> _DO THIS_
Your task is to output the entries below word for word.

Extracted records:
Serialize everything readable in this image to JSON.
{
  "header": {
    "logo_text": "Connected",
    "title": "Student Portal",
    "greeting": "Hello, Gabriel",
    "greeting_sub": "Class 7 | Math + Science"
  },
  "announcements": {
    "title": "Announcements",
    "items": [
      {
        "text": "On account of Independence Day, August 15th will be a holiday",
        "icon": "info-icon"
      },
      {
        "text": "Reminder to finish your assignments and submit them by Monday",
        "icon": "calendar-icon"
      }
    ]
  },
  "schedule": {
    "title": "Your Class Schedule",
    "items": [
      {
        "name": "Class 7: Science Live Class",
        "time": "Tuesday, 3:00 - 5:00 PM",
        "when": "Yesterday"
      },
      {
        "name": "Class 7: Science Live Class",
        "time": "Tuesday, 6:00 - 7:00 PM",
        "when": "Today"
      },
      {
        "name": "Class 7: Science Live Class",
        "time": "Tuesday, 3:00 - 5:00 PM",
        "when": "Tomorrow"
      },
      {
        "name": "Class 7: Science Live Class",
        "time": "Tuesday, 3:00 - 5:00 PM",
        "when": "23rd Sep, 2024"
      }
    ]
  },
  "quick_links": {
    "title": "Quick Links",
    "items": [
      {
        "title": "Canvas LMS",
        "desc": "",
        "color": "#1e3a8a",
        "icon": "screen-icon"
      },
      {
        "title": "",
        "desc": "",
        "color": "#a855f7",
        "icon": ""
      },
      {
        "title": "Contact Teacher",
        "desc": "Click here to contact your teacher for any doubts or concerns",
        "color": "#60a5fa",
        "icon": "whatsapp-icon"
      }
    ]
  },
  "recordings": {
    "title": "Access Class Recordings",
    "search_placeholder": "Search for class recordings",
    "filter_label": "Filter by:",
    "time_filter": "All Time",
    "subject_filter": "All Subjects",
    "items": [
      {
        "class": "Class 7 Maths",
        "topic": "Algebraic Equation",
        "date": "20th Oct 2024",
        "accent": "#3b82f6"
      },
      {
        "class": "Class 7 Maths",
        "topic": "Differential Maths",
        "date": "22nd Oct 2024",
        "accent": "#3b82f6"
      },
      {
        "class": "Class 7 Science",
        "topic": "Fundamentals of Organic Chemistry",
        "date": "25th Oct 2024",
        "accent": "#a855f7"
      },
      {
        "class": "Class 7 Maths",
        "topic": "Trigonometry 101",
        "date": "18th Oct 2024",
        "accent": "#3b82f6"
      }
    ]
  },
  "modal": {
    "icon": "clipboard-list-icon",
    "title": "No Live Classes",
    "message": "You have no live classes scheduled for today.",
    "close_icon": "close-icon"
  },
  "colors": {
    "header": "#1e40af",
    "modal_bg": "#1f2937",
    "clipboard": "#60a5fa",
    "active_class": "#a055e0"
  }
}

> _TASK SOLUTION_
Serialize everything readable in this image to JSON.
{
  "header": {
    "logo_text": "Connected",
    "title": "Student Portal",
    "greeting": "Hello, Gabriel",
    "greeting_sub": "Class 7 | Math + Science"
  },
  "announcements": {
    "title": "Announcements",
    "items": [
      {
        "text": "On account of Independence Day, August 15th will be a holiday",
        "icon": "info-icon"
      },
      {
        "text": "Reminder to finish your assignments and submit them by Monday",
        "icon": "calendar-icon"
      }
    ]
  },
  "schedule": {
    "title": "Your Class Schedule",
    "items": [
      {
        "name": "Class 7: Science Live Class",
        "time": "Tuesday, 3:00 - 5:00 PM",
        "when": "Yesterday"
      },
      {
        "name": "Class 7: Science Live Class",
        "time": "Tuesday, 6:00 - 7:00 PM",
        "when": "Today"
      },
      {
        "name": "Class 7: Science Live Class",
        "time": "Tuesday, 3:00 - 5:00 PM",
        "when": "Tomorrow"
      },
      {
        "name": "Class 7: Science Live Class",
        "time": "Tuesday, 3:00 - 5:00 PM",
        "when": "23rd Sep, 2024"
      }
    ]
  },
  "quick_links": {
    "title": "Quick Links",
    "items": [
      {
        "title": "Canvas LMS",
        "desc": "",
        "color": "#1e3a8a",
        "icon": "screen-icon"
      },
      {
        "title": "",
        "desc": "",
        "color": "#a855f7",
        "icon": ""
      },
      {
        "title": "Contact Teacher",
        "desc": "Click here to contact your teacher for any doubts or concerns",
        "color": "#60a5fa",
        "icon": "whatsapp-icon"
      }
    ]
  },
  "recordings": {
    "title": "Access Class Recordings",
    "search_placeholder": "Search for class recordings",
    "filter_label": "Filter by:",
    "time_filter": "All Time",
    "subject_filter": "All Subjects",
    "items": [
      {
        "class": "Class 7 Maths",
        "topic": "Algebraic Equation",
        "date": "20th Oct 2024",
        "accent": "#3b82f6"
      },
      {
        "class": "Class 7 Maths",
        "topic": "Differential Maths",
        "date": "22nd Oct 2024",
        "accent": "#3b82f6"
      },
      {
        "class": "Class 7 Science",
        "topic": "Fundamentals of Organic Chemistry",
        "date": "25th Oct 2024",
        "accent": "#a855f7"
      },
      {
        "class": "Class 7 Maths",
        "topic": "Trigonometry 101",
        "date": "18th Oct 2024",
        "accent": "#3b82f6"
      }
    ]
  },
  "modal": {
    "icon": "clipboard-list-icon",
    "title": "No Live Classes",
    "message": "You have no live classes scheduled for today.",
    "close_icon": "close-icon"
  },
  "colors": {
    "header": "#1e40af",
    "modal_bg": "#1f2937",
    "clipboard": "#60a5fa",
    "active_class": "#a055e0"
  }
}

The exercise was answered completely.